* BEGIN Dataset *

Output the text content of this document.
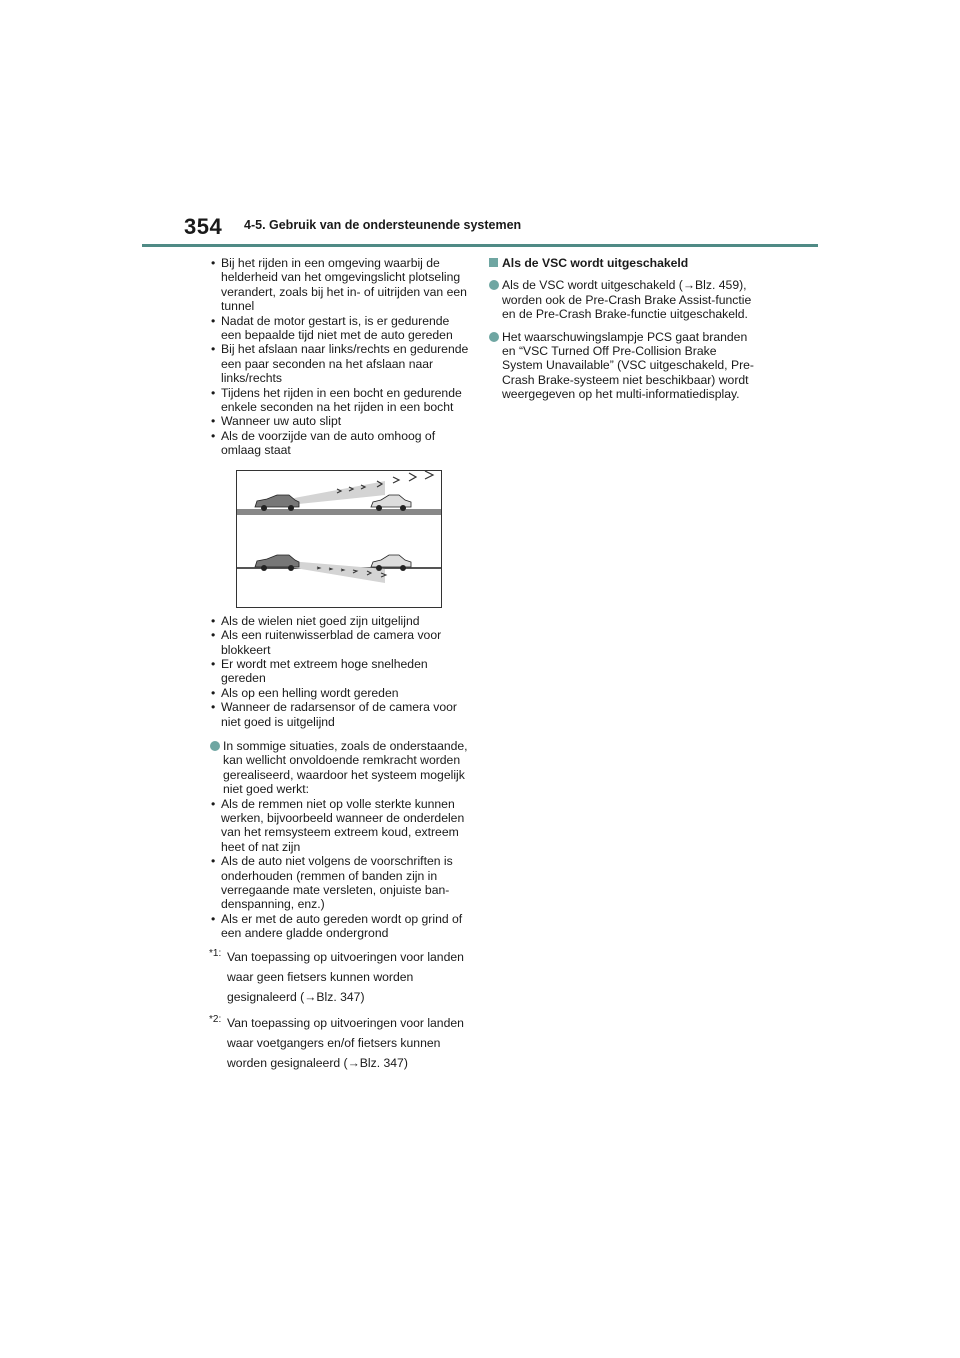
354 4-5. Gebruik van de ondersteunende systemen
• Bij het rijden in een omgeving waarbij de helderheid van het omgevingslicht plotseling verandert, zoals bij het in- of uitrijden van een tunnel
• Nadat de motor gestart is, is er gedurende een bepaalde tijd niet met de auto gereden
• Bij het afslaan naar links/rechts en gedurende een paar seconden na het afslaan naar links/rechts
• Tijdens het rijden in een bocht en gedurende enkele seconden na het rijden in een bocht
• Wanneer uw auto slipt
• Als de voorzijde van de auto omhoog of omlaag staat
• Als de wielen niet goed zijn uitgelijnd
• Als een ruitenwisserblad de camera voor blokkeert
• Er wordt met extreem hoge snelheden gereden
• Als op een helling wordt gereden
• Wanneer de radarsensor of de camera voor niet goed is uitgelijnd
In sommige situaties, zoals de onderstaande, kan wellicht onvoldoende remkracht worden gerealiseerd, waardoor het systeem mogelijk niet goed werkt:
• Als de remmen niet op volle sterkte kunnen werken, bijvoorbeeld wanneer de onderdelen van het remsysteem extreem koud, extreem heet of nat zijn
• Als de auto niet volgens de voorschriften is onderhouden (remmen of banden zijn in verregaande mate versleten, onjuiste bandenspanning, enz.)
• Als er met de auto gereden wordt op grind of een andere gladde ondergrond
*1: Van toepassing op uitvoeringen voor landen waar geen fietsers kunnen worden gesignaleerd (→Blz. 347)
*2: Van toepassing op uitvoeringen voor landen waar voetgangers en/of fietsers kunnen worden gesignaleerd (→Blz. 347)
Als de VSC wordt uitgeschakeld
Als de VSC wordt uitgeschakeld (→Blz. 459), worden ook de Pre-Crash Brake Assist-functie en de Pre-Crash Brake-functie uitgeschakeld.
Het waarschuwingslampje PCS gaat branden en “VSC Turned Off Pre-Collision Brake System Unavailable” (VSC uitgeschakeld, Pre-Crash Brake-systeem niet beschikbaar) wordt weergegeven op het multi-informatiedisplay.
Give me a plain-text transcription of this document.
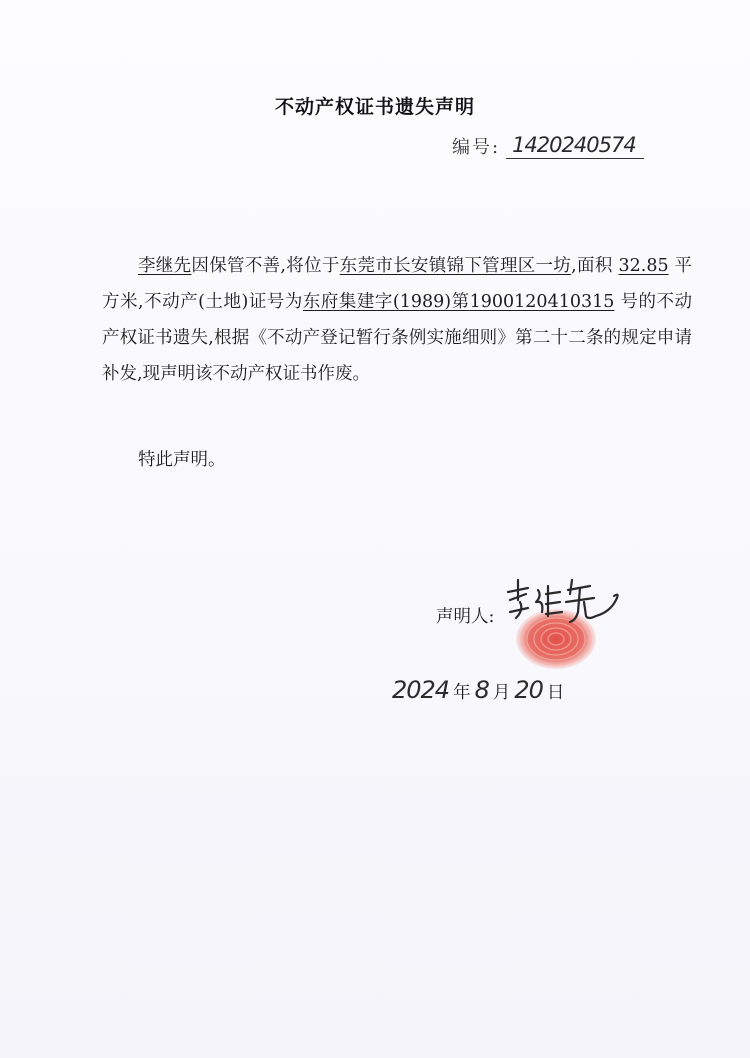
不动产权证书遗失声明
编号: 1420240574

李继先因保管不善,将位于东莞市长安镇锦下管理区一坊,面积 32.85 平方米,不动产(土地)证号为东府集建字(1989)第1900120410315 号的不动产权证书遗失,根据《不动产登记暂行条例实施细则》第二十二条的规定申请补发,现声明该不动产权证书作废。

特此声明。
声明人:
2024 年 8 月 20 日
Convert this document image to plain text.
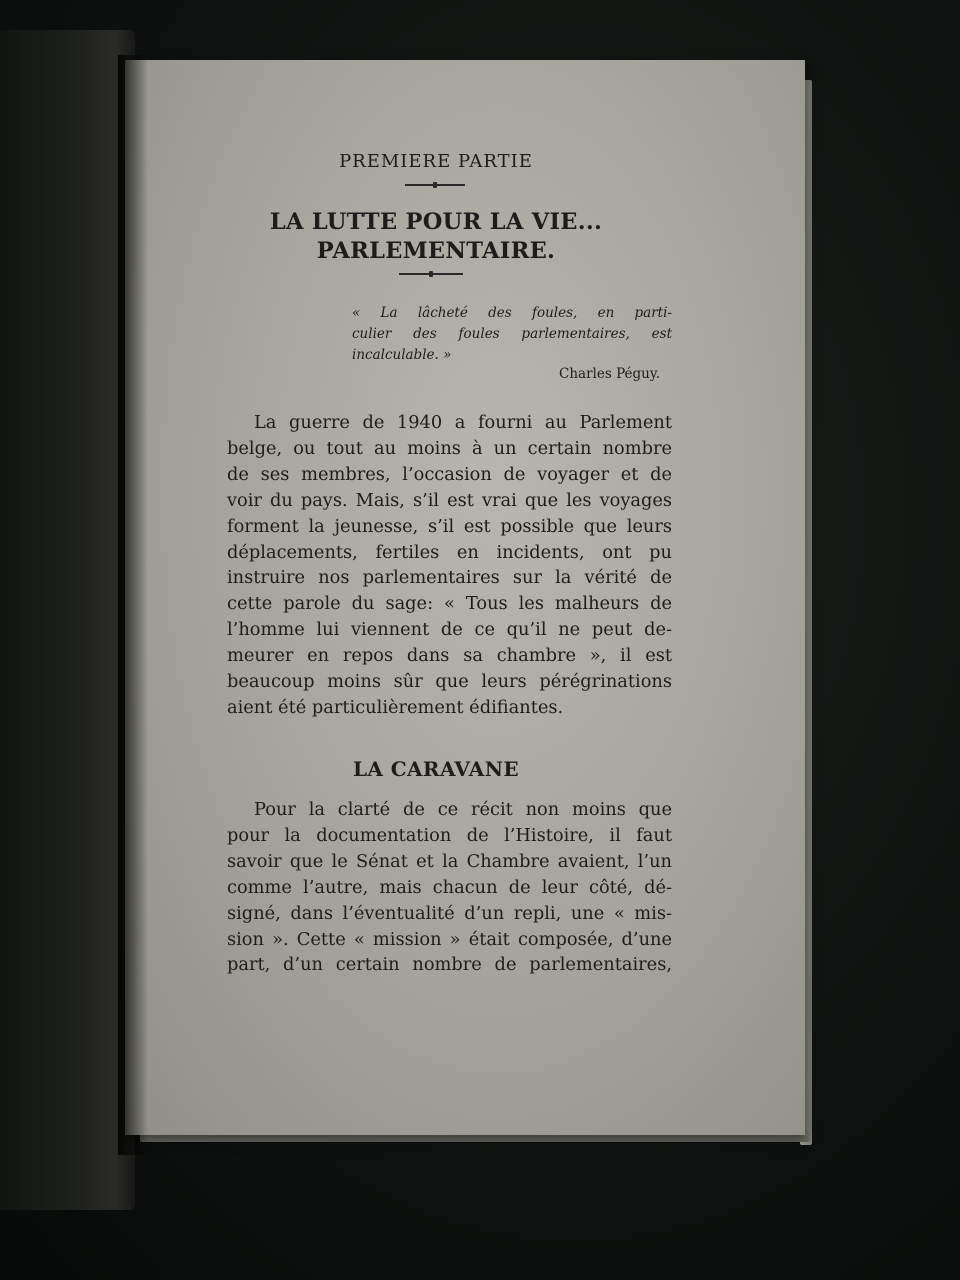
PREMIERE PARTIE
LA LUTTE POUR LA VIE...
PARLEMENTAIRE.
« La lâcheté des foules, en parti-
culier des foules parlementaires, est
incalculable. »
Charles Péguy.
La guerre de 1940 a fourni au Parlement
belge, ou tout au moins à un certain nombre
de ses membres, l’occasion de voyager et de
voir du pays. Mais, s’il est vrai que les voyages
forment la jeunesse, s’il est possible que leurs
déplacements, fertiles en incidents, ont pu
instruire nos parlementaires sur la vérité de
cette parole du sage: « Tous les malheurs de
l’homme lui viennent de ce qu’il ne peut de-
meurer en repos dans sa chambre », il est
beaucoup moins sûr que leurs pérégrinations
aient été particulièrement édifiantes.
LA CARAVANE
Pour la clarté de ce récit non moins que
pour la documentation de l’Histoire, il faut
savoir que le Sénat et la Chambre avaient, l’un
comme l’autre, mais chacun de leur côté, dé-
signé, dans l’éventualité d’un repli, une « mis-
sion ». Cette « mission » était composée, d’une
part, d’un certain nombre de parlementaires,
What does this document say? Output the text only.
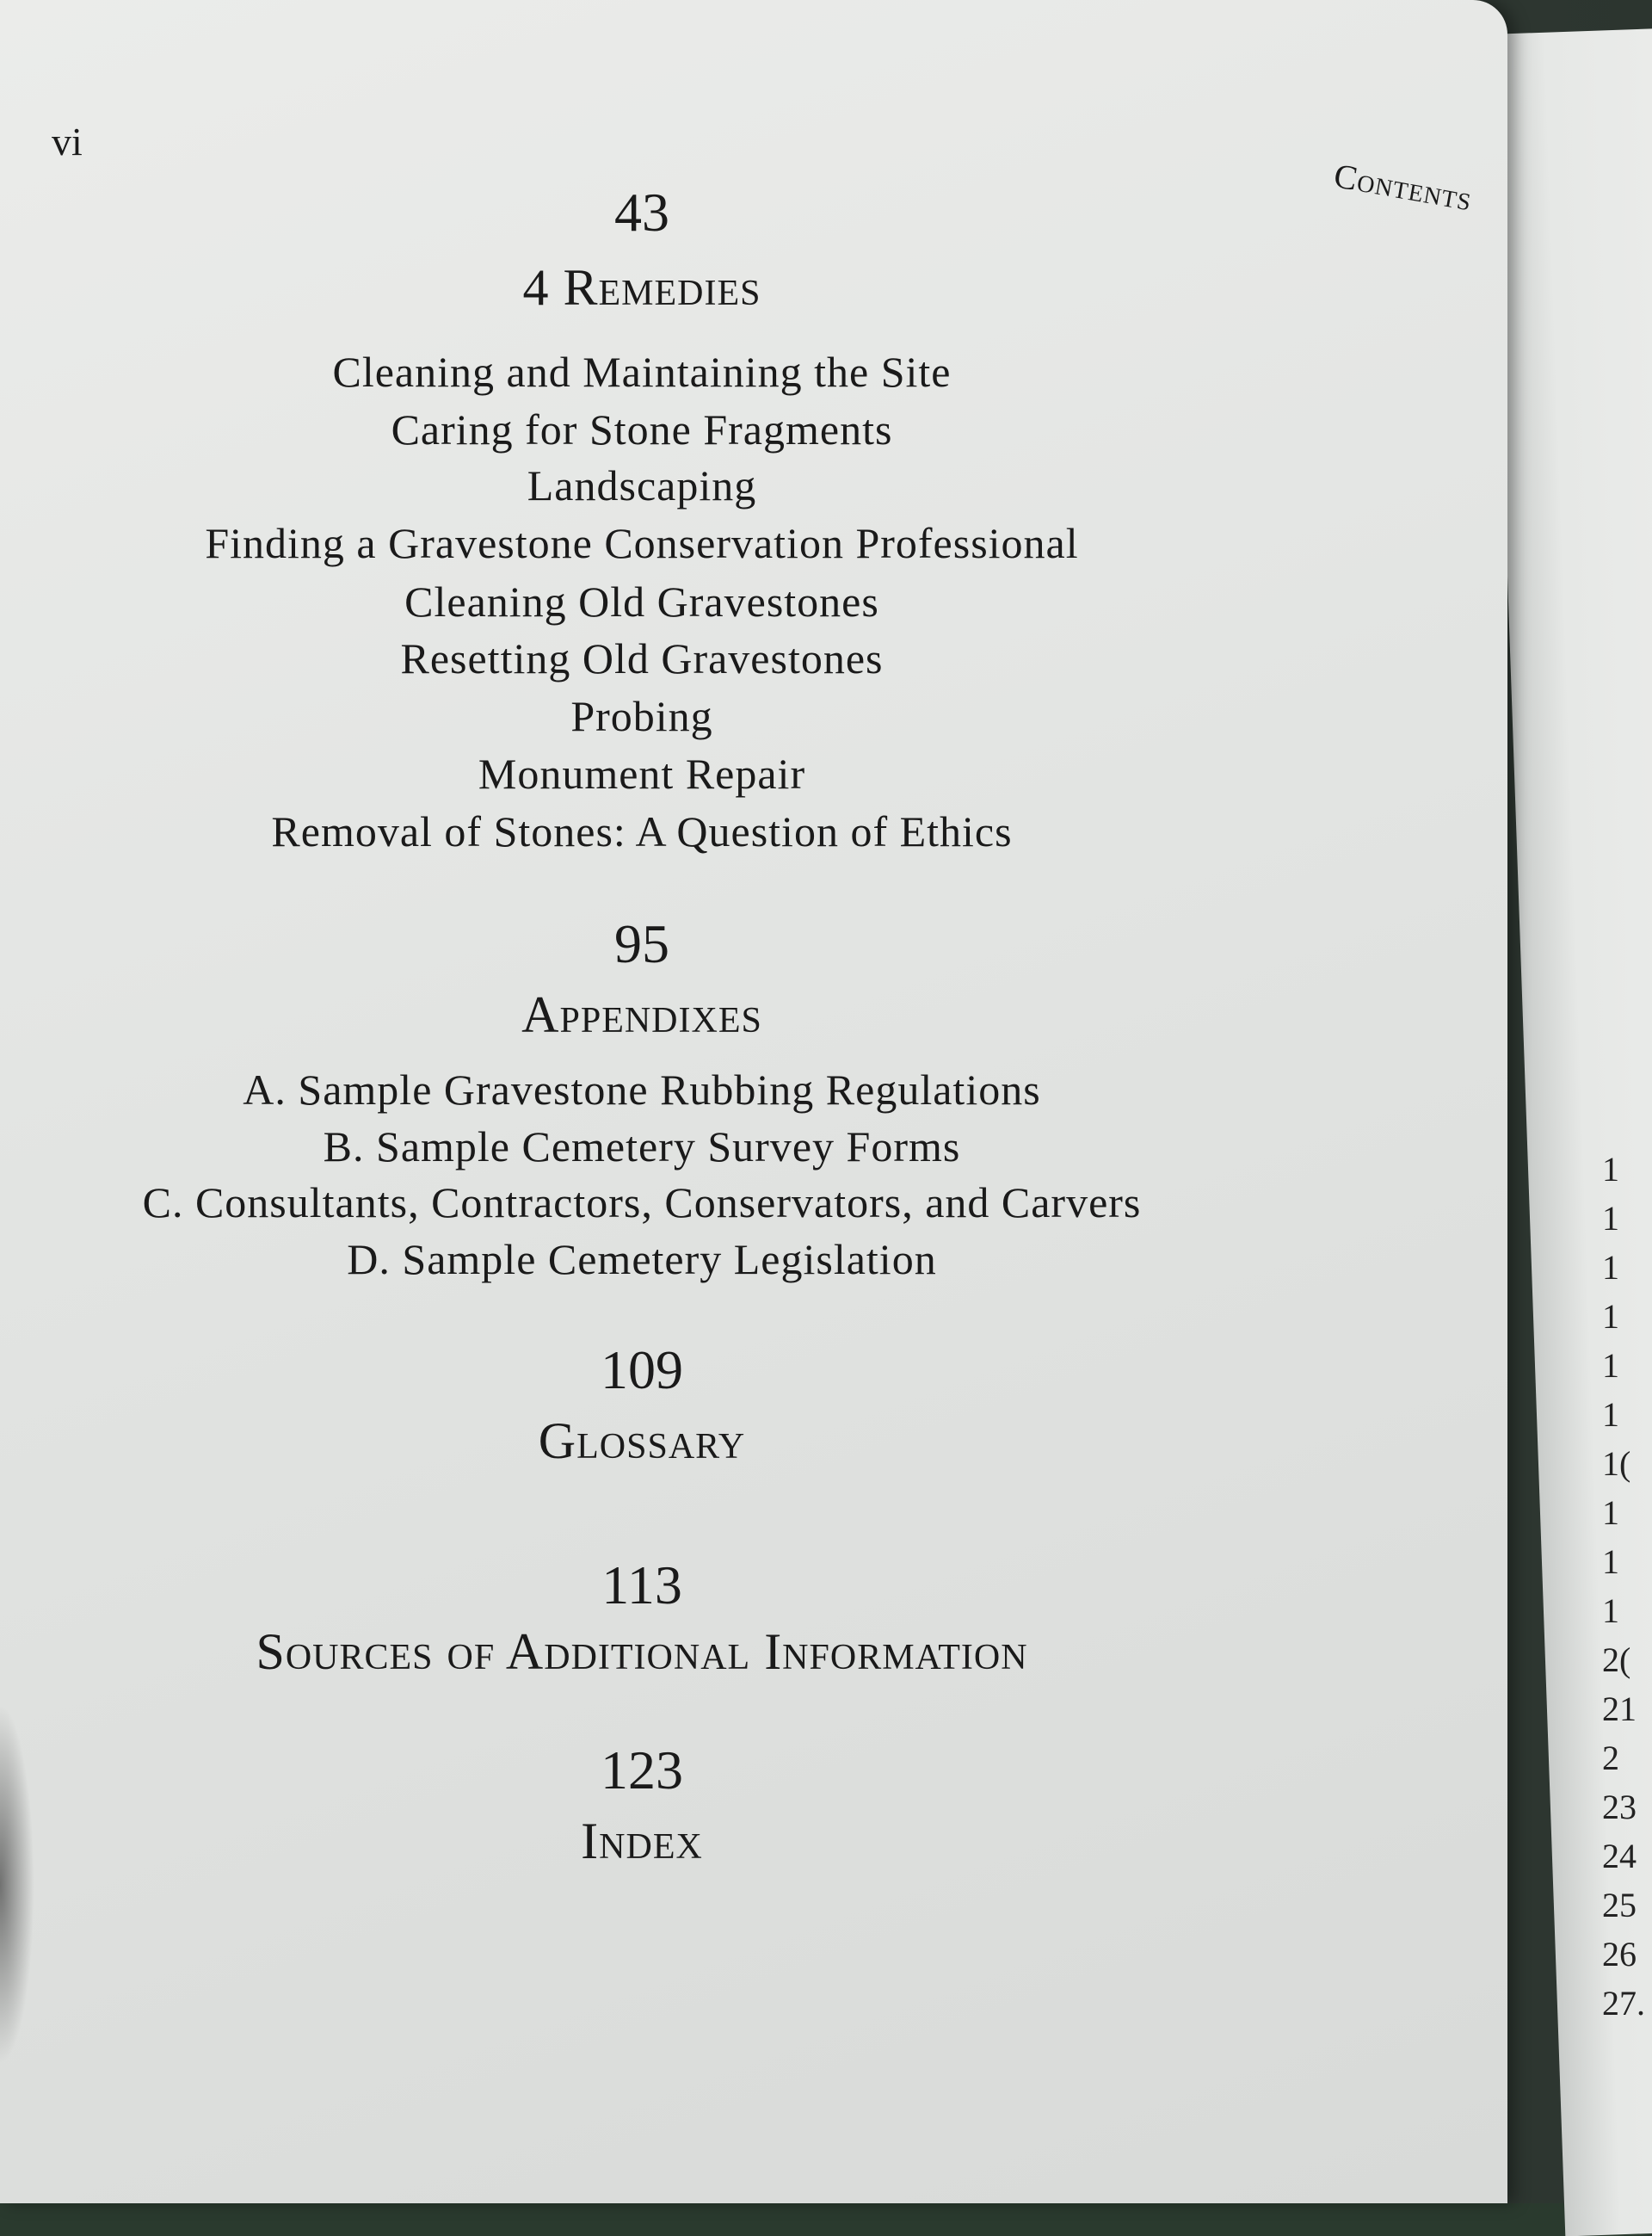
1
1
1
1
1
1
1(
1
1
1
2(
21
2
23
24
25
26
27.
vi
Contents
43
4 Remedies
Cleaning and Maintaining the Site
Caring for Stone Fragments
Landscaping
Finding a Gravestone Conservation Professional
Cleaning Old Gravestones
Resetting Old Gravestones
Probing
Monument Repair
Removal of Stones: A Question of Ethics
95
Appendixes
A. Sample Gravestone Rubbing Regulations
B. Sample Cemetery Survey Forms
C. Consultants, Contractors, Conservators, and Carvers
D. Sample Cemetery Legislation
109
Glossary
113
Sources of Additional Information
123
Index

* END Dataset *

● Task description
All of the records need repeating exactly, except for the pictures.

● Response to the task
Output the text content of this document.
354 4-5. Gebruik van de ondersteunende systemen
• Bij het rijden in een omgeving waarbij de helderheid van het omgevingslicht plotseling verandert, zoals bij het in- of uitrijden van een tunnel
• Nadat de motor gestart is, is er gedurende een bepaalde tijd niet met de auto gereden
• Bij het afslaan naar links/rechts en gedurende een paar seconden na het afslaan naar links/rechts
• Tijdens het rijden in een bocht en gedurende enkele seconden na het rijden in een bocht
• Wanneer uw auto slipt
• Als de voorzijde van de auto omhoog of omlaag staat
• Als de wielen niet goed zijn uitgelijnd
• Als een ruitenwisserblad de camera voor blokkeert
• Er wordt met extreem hoge snelheden gereden
• Als op een helling wordt gereden
• Wanneer de radarsensor of de camera voor niet goed is uitgelijnd
In sommige situaties, zoals de onderstaande, kan wellicht onvoldoende remkracht worden gerealiseerd, waardoor het systeem mogelijk niet goed werkt:
• Als de remmen niet op volle sterkte kunnen werken, bijvoorbeeld wanneer de onderdelen van het remsysteem extreem koud, extreem heet of nat zijn
• Als de auto niet volgens de voorschriften is onderhouden (remmen of banden zijn in verregaande mate versleten, onjuiste bandenspanning, enz.)
• Als er met de auto gereden wordt op grind of een andere gladde ondergrond
*1: Van toepassing op uitvoeringen voor landen waar geen fietsers kunnen worden gesignaleerd (→Blz. 347)
*2: Van toepassing op uitvoeringen voor landen waar voetgangers en/of fietsers kunnen worden gesignaleerd (→Blz. 347)
Als de VSC wordt uitgeschakeld
Als de VSC wordt uitgeschakeld (→Blz. 459), worden ook de Pre-Crash Brake Assist-functie en de Pre-Crash Brake-functie uitgeschakeld.
Het waarschuwingslampje PCS gaat branden en “VSC Turned Off Pre-Collision Brake System Unavailable” (VSC uitgeschakeld, Pre-Crash Brake-systeem niet beschikbaar) wordt weergegeven op het multi-informatiedisplay.
Give me a plain-text transcription of this document.
不动产权证书遗失声明
编号: 1420240574

李继先因保管不善,将位于东莞市长安镇锦下管理区一坊,面积 32.85 平方米,不动产(土地)证号为东府集建字(1989)第1900120410315 号的不动产权证书遗失,根据《不动产登记暂行条例实施细则》第二十二条的规定申请补发,现声明该不动产权证书作废。

特此声明。
声明人:
2024 年 8 月 20 日
Convert this document image to plain text.
PREMIERE PARTIE
LA LUTTE POUR LA VIE...
PARLEMENTAIRE.
« La lâcheté des foules, en parti-
culier des foules parlementaires, est
incalculable. »
Charles Péguy.
La guerre de 1940 a fourni au Parlement
belge, ou tout au moins à un certain nombre
de ses membres, l’occasion de voyager et de
voir du pays. Mais, s’il est vrai que les voyages
forment la jeunesse, s’il est possible que leurs
déplacements, fertiles en incidents, ont pu
instruire nos parlementaires sur la vérité de
cette parole du sage: « Tous les malheurs de
l’homme lui viennent de ce qu’il ne peut de-
meurer en repos dans sa chambre », il est
beaucoup moins sûr que leurs pérégrinations
aient été particulièrement édifiantes.
LA CARAVANE
Pour la clarté de ce récit non moins que
pour la documentation de l’Histoire, il faut
savoir que le Sénat et la Chambre avaient, l’un
comme l’autre, mais chacun de leur côté, dé-
signé, dans l’éventualité d’un repli, une « mis-
sion ». Cette « mission » était composée, d’une
part, d’un certain nombre de parlementaires,
What does this document say? Output the text only.
1
1
1
1
1
1
1(
1
1
1
2(
21
2
23
24
25
26
27.
vi
Contents
43
4 Remedies
Cleaning and Maintaining the Site
Caring for Stone Fragments
Landscaping
Finding a Gravestone Conservation Professional
Cleaning Old Gravestones
Resetting Old Gravestones
Probing
Monument Repair
Removal of Stones: A Question of Ethics
95
Appendixes
A. Sample Gravestone Rubbing Regulations
B. Sample Cemetery Survey Forms
C. Consultants, Contractors, Conservators, and Carvers
D. Sample Cemetery Legislation
109
Glossary
113
Sources of Additional Information
123
Index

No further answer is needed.